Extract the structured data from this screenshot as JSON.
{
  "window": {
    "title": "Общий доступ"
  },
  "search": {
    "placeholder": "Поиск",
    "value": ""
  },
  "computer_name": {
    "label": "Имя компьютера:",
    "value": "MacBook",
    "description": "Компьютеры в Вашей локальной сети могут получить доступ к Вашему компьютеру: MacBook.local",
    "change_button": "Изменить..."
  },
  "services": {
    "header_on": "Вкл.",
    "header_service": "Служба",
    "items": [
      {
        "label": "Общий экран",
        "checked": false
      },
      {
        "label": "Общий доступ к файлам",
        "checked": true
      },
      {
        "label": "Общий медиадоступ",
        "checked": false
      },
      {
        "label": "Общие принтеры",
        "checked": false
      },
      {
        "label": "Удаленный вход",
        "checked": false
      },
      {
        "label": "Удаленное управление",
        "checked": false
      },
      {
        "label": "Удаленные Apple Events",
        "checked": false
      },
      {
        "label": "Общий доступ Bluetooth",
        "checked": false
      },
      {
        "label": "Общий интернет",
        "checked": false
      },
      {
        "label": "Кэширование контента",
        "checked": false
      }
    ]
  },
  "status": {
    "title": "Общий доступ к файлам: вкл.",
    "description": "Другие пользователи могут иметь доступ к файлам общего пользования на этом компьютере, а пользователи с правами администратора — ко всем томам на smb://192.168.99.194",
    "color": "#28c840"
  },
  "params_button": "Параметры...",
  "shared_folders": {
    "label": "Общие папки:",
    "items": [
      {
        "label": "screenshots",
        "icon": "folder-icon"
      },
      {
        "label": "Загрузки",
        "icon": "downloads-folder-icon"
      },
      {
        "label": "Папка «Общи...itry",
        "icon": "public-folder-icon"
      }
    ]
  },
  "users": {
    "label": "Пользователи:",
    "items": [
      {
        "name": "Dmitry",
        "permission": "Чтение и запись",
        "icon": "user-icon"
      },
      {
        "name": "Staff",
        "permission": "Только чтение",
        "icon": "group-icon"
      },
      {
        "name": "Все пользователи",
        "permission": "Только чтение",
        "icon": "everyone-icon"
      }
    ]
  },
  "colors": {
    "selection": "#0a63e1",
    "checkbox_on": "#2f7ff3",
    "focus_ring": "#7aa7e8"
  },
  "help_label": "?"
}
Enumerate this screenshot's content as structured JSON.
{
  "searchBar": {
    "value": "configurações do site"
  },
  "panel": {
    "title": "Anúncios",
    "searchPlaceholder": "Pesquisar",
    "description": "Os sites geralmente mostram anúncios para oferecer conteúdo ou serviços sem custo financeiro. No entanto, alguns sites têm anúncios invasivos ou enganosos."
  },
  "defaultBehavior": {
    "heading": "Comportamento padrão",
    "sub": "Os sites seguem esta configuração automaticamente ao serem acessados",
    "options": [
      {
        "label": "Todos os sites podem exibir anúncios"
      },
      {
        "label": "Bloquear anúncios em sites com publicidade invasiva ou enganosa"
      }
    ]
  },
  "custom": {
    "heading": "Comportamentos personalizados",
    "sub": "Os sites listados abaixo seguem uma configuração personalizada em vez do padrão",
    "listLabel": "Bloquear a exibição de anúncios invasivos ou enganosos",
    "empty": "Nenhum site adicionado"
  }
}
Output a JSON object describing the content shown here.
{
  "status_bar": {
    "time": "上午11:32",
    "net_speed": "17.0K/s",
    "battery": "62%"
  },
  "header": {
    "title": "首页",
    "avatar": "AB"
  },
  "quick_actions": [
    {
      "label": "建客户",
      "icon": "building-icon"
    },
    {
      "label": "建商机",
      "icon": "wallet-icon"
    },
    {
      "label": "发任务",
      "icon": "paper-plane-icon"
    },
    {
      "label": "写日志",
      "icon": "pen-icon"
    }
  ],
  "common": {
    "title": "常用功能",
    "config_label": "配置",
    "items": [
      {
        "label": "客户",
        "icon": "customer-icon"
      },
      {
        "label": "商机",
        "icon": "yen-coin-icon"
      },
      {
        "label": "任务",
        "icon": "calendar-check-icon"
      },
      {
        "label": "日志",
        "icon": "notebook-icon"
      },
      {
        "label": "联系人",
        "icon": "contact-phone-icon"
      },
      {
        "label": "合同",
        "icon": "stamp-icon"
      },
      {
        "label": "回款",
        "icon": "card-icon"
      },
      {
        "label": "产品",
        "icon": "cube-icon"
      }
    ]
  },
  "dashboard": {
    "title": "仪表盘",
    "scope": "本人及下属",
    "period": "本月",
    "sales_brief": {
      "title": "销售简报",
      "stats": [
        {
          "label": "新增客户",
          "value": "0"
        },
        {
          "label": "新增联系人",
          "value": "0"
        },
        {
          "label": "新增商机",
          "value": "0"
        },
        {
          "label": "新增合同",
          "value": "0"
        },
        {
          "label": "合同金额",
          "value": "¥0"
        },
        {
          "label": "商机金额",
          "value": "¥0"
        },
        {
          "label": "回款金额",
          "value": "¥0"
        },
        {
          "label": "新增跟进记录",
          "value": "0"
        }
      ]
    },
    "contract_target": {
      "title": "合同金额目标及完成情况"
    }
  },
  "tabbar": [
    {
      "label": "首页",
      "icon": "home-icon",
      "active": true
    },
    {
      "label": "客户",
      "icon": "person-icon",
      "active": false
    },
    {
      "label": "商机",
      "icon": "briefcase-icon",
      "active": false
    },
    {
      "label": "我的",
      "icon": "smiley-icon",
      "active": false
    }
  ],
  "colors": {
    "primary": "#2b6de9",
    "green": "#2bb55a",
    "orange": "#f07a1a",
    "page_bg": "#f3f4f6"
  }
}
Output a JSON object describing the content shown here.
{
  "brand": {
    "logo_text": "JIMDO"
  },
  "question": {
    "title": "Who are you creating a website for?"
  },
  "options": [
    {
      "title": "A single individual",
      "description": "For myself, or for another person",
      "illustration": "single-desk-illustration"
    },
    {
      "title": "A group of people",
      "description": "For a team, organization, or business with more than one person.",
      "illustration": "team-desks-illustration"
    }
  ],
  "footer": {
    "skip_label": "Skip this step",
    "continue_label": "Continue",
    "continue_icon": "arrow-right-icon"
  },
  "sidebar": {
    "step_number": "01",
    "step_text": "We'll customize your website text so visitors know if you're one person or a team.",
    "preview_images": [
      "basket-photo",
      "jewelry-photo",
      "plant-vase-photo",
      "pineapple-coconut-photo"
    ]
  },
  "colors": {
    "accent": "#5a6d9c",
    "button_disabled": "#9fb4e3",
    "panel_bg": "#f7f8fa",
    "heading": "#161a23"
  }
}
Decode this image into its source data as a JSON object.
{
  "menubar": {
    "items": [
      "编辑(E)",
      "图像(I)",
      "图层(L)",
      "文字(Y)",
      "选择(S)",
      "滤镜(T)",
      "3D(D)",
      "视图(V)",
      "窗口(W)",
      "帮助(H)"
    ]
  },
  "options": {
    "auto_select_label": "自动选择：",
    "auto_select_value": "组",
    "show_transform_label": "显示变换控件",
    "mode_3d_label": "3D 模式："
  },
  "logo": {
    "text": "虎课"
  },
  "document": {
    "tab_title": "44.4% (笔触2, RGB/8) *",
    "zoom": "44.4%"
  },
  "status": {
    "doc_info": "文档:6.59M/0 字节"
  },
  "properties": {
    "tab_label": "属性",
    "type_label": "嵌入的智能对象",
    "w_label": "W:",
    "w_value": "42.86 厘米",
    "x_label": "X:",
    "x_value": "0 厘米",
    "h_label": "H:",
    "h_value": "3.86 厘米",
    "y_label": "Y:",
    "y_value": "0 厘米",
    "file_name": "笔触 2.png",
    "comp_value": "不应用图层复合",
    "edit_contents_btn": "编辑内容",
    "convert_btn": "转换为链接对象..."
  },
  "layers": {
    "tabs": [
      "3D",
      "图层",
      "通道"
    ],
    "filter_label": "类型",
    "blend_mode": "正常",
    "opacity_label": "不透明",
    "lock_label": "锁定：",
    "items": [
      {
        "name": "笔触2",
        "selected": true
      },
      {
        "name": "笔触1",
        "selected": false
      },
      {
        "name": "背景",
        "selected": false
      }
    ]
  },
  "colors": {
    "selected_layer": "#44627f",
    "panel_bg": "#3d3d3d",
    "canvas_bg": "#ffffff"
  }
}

————————

= YOUR OBJECTIVE =
Search the data for "illustration" and list every line in which it occurs.

= SOLUTION =
      "illustration": "single-desk-illustration"
      "illustration": "team-desks-illustration"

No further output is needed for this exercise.